** Prompt **
Find the line containing "Convert this document image to plain text.". Reproduce it and every line after it up to the end of the records, exactly as written.

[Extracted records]
= = = =

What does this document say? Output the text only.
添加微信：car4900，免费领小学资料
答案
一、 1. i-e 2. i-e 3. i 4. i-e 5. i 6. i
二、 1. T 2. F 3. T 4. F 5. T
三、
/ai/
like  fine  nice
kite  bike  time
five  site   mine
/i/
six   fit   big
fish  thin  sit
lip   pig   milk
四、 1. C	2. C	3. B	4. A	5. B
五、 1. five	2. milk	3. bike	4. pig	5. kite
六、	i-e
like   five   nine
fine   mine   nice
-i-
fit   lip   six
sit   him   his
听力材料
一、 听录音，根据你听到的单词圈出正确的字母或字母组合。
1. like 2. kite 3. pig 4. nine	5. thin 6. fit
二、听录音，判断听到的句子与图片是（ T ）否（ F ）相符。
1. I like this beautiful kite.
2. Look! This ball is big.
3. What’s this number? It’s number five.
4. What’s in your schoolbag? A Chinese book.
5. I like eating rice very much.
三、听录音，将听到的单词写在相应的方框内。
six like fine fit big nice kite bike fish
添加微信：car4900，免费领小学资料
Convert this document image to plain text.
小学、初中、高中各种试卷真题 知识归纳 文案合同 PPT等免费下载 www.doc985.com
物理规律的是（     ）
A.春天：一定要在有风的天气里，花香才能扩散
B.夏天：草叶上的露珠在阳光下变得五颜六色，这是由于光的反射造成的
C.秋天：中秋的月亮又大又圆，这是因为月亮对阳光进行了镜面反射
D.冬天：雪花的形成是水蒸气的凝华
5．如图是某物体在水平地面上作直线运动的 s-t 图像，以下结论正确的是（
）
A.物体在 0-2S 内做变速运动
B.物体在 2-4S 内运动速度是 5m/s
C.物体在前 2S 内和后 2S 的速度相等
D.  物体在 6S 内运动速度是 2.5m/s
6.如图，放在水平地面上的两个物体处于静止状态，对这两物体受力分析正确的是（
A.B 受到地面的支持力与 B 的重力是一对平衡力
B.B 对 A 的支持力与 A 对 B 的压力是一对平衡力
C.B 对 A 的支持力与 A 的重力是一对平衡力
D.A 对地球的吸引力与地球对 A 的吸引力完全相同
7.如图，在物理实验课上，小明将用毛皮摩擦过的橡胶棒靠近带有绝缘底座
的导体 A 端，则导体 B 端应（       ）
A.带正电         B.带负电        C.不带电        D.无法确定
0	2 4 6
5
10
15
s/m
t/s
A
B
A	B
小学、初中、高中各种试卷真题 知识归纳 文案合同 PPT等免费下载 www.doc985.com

= = = =

** Answer to the problem **
Convert this document image to plain text.
小学、初中、高中各种试卷真题 知识归纳 文案合同 PPT等免费下载 www.doc985.com
物理规律的是（     ）
A.春天：一定要在有风的天气里，花香才能扩散
B.夏天：草叶上的露珠在阳光下变得五颜六色，这是由于光的反射造成的
C.秋天：中秋的月亮又大又圆，这是因为月亮对阳光进行了镜面反射
D.冬天：雪花的形成是水蒸气的凝华
5．如图是某物体在水平地面上作直线运动的 s-t 图像，以下结论正确的是（
）
A.物体在 0-2S 内做变速运动
B.物体在 2-4S 内运动速度是 5m/s
C.物体在前 2S 内和后 2S 的速度相等
D.  物体在 6S 内运动速度是 2.5m/s
6.如图，放在水平地面上的两个物体处于静止状态，对这两物体受力分析正确的是（
A.B 受到地面的支持力与 B 的重力是一对平衡力
B.B 对 A 的支持力与 A 对 B 的压力是一对平衡力
C.B 对 A 的支持力与 A 的重力是一对平衡力
D.A 对地球的吸引力与地球对 A 的吸引力完全相同
7.如图，在物理实验课上，小明将用毛皮摩擦过的橡胶棒靠近带有绝缘底座
的导体 A 端，则导体 B 端应（       ）
A.带正电         B.带负电        C.不带电        D.无法确定
0	2 4 6
5
10
15
s/m
t/s
A
B
A	B
小学、初中、高中各种试卷真题 知识归纳 文案合同 PPT等免费下载 www.doc985.com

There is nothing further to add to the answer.